Nothing but the lines from the one containing "Reverse-engineer this chart into JSON." to the end of the data should be returned, exactly as written; pictures are omitted.
━━━━━ Source data
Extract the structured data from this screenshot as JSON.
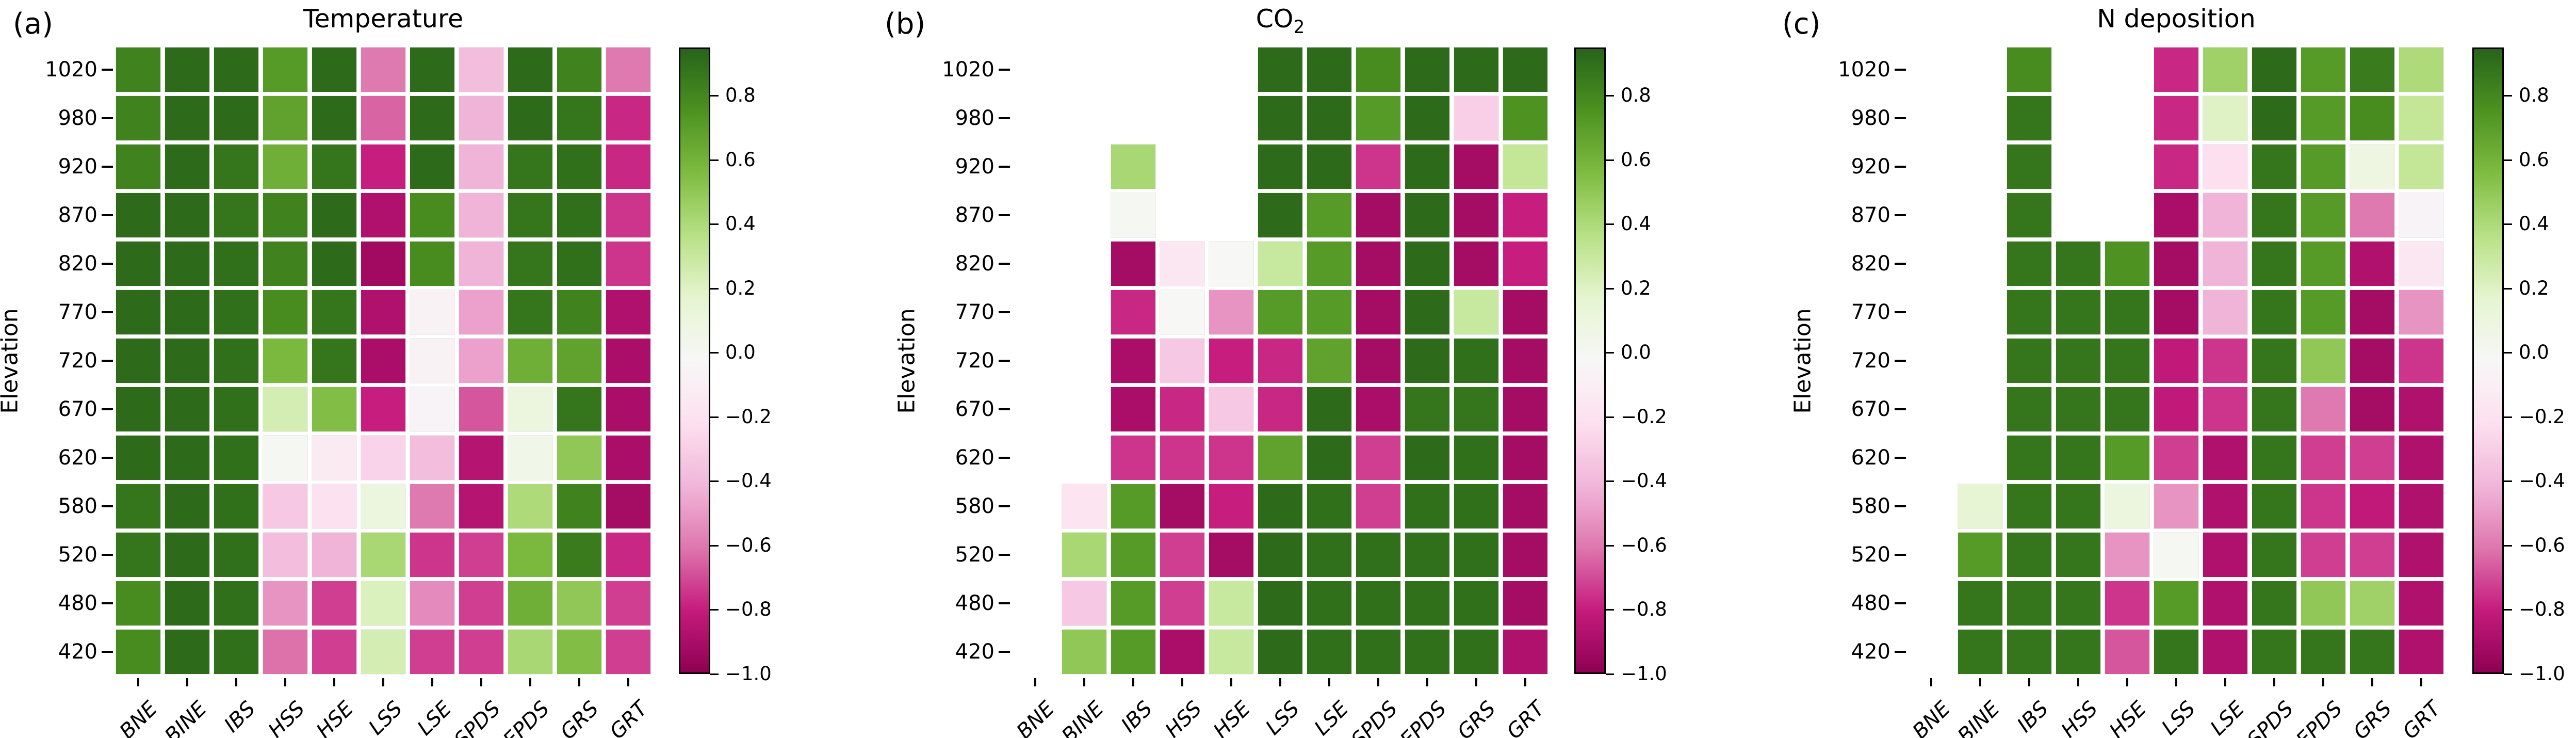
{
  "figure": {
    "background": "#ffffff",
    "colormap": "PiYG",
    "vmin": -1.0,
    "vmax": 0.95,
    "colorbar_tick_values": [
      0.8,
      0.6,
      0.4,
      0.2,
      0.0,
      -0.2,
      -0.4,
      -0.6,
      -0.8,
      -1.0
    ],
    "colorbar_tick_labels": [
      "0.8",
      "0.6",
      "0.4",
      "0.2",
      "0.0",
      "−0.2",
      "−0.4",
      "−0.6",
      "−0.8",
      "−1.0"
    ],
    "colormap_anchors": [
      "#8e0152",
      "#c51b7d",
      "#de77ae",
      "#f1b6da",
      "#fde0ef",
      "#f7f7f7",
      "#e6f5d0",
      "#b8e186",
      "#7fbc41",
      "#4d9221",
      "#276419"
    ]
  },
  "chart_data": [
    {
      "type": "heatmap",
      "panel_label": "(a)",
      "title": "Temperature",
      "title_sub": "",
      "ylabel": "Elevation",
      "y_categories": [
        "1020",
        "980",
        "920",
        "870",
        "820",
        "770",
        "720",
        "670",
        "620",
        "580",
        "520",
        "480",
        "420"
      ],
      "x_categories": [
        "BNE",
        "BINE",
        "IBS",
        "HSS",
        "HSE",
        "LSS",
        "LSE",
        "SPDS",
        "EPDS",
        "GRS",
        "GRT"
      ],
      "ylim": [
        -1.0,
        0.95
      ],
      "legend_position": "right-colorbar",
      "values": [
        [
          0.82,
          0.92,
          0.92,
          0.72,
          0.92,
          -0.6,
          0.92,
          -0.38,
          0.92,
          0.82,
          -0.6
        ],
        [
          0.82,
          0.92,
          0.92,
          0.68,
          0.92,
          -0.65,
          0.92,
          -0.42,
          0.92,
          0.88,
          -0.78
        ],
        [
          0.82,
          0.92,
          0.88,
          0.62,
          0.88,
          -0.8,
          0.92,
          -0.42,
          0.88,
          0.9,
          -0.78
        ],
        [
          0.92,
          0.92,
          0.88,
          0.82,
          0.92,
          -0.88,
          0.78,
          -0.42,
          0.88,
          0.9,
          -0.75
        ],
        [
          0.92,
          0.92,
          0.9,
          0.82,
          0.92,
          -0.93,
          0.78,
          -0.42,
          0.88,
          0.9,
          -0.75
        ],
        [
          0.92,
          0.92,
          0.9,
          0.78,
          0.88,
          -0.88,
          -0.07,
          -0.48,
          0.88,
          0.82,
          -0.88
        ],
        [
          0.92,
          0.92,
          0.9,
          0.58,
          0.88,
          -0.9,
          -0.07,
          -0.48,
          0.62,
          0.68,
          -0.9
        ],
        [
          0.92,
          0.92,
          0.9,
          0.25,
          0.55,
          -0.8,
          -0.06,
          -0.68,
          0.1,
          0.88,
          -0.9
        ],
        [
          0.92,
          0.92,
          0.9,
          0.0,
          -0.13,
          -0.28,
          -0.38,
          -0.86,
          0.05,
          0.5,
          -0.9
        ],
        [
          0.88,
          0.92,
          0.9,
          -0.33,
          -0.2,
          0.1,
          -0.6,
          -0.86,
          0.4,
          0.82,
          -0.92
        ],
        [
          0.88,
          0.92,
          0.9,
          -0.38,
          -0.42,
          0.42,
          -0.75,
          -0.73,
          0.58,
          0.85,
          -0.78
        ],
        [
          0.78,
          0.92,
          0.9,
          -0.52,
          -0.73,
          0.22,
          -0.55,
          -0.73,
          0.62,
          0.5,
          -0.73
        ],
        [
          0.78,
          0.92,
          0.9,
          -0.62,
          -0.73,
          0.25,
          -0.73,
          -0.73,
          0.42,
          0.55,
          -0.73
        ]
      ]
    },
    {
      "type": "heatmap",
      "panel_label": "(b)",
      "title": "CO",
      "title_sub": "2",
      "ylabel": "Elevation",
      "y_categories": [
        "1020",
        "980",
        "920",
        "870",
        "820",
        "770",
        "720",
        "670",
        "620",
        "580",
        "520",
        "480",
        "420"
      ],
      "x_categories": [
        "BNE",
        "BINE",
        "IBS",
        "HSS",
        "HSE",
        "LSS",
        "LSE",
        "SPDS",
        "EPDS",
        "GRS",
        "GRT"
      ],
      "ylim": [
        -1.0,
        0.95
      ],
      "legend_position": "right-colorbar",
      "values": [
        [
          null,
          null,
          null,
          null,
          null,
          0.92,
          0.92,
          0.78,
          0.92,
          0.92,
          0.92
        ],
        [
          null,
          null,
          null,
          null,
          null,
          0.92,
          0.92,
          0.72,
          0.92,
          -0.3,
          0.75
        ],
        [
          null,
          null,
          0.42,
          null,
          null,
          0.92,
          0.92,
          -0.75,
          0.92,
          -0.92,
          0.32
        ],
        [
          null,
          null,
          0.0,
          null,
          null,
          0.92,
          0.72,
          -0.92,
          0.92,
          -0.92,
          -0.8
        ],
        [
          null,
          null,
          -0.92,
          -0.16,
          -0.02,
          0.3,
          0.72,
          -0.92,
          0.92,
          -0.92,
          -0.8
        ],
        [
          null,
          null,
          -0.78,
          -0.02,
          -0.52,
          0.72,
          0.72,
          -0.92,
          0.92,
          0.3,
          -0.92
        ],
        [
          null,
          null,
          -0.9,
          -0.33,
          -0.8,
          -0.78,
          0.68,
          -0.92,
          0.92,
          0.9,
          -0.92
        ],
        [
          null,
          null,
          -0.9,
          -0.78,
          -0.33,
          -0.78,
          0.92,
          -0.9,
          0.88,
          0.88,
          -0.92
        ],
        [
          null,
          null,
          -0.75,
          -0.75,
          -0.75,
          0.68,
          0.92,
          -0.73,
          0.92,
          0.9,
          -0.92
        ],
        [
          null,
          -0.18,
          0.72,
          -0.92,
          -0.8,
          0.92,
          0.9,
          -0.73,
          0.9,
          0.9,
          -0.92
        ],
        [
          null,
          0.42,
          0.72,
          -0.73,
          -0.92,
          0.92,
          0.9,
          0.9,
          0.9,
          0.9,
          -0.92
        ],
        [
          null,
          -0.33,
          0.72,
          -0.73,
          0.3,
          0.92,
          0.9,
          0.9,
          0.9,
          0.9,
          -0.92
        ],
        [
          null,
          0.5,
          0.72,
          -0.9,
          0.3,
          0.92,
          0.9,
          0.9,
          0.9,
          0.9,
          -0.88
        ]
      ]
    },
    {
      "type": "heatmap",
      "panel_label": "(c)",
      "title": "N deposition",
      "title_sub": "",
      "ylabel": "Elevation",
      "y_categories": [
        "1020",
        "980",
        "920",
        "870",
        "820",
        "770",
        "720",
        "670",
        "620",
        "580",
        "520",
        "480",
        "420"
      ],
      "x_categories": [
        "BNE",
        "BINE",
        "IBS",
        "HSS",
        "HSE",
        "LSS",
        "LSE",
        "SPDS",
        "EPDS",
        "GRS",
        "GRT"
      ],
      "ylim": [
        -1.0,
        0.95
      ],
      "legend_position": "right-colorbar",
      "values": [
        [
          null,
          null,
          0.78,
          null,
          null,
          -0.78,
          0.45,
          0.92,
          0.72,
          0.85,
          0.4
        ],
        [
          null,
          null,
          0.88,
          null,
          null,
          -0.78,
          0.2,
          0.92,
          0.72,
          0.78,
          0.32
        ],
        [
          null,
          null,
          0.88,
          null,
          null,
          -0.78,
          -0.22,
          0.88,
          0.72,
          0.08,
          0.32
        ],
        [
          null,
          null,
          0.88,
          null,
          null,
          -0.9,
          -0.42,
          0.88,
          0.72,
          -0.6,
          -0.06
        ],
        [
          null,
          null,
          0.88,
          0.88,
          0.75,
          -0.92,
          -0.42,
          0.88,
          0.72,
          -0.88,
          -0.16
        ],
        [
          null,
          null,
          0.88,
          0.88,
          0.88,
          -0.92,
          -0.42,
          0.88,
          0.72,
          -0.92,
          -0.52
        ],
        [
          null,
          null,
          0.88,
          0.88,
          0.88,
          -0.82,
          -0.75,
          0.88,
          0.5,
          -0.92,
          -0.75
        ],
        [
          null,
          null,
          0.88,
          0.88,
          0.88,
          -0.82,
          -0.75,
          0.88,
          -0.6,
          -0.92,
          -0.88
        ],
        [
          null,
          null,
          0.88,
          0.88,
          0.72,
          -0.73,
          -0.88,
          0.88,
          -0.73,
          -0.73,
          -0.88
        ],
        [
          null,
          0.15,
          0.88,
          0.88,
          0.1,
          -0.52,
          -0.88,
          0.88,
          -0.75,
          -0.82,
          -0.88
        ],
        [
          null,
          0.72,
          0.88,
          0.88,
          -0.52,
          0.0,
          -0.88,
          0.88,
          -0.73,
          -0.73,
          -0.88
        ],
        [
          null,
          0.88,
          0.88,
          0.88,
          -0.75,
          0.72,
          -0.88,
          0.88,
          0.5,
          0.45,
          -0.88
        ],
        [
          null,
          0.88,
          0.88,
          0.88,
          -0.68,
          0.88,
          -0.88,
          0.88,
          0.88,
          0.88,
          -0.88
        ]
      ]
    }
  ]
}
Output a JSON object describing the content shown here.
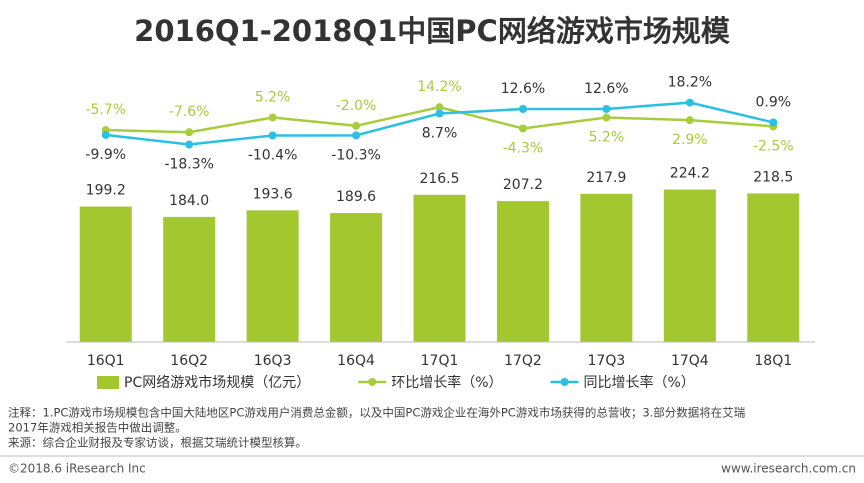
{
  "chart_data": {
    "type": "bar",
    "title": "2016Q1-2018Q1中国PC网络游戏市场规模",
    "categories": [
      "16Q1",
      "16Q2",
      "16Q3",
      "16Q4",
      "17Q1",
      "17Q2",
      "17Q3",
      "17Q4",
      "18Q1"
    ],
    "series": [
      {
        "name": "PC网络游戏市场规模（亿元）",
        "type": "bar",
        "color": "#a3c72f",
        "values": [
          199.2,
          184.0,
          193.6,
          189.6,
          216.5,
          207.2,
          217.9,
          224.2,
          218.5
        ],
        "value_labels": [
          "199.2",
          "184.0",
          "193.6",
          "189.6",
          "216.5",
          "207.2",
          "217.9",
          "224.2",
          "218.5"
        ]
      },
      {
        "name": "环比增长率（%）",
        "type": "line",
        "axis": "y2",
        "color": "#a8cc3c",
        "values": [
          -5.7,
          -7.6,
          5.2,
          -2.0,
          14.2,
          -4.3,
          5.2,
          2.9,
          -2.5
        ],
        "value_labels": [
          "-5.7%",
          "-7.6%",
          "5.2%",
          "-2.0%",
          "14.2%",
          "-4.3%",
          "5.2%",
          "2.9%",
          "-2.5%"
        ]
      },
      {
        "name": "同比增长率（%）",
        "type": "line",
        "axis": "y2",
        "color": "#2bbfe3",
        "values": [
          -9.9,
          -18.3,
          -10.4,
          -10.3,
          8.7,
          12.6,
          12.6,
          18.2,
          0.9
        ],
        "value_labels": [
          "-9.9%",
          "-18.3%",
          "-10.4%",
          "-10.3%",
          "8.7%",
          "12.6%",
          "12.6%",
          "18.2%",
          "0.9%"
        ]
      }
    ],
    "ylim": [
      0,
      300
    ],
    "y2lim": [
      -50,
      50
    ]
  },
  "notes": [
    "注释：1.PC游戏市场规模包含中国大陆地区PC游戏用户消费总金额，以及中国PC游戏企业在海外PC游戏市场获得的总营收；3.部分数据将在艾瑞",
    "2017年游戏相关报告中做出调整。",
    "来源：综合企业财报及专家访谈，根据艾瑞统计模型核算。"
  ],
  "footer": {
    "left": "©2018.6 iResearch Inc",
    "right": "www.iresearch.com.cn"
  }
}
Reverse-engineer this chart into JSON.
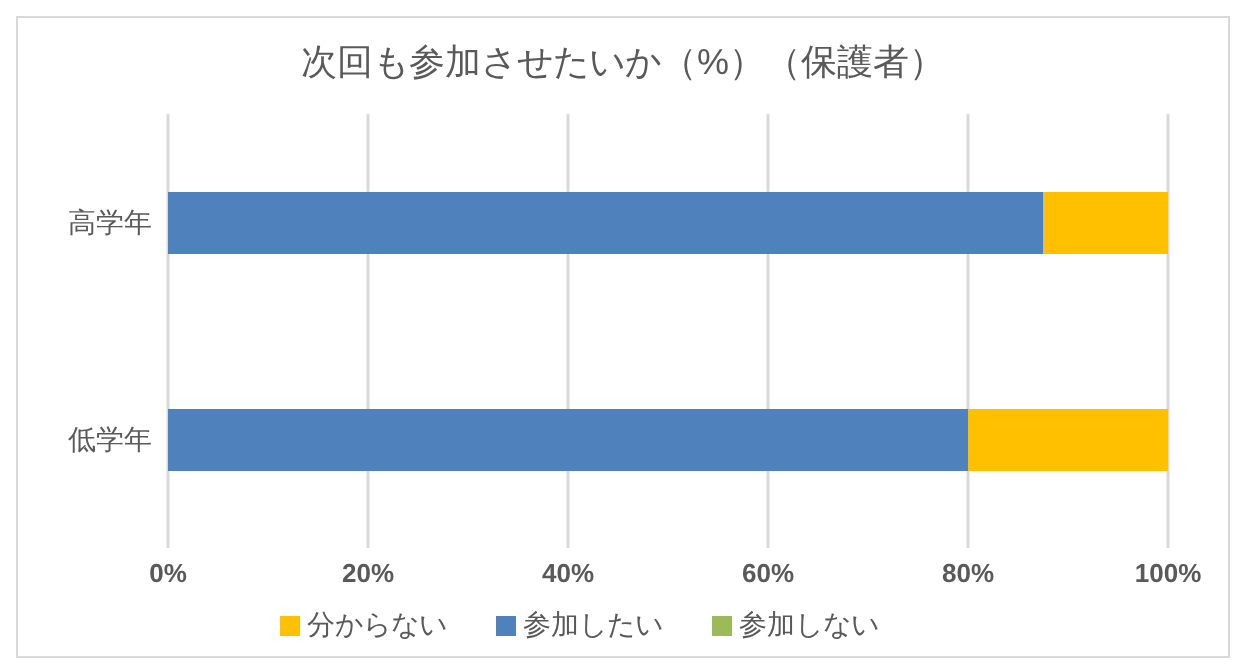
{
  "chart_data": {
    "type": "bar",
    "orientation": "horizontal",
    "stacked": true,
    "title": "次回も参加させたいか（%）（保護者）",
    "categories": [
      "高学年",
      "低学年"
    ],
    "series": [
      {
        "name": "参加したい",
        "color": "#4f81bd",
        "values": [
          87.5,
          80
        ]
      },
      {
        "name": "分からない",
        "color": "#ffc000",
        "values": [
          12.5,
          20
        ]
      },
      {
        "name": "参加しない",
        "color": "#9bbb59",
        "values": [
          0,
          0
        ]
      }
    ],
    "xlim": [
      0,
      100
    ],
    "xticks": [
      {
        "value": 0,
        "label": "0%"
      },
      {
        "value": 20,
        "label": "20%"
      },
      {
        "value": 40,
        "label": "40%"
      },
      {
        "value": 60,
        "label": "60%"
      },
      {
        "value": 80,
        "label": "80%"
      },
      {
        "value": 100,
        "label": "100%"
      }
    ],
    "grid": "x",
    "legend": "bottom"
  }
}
━━━━━━━━━━
Result for this exercise:
Reverse-engineer this chart into JSON.
{
  "chart_data": {
    "type": "bar",
    "orientation": "horizontal",
    "stacked": true,
    "title": "次回も参加させたいか（%）（保護者）",
    "categories": [
      "高学年",
      "低学年"
    ],
    "series": [
      {
        "name": "参加したい",
        "color": "#4f81bd",
        "values": [
          87.5,
          80
        ]
      },
      {
        "name": "分からない",
        "color": "#ffc000",
        "values": [
          12.5,
          20
        ]
      },
      {
        "name": "参加しない",
        "color": "#9bbb59",
        "values": [
          0,
          0
        ]
      }
    ],
    "xlim": [
      0,
      100
    ],
    "xticks": [
      {
        "value": 0,
        "label": "0%"
      },
      {
        "value": 20,
        "label": "20%"
      },
      {
        "value": 40,
        "label": "40%"
      },
      {
        "value": 60,
        "label": "60%"
      },
      {
        "value": 80,
        "label": "80%"
      },
      {
        "value": 100,
        "label": "100%"
      }
    ],
    "grid": "x",
    "legend": "bottom"
  }
}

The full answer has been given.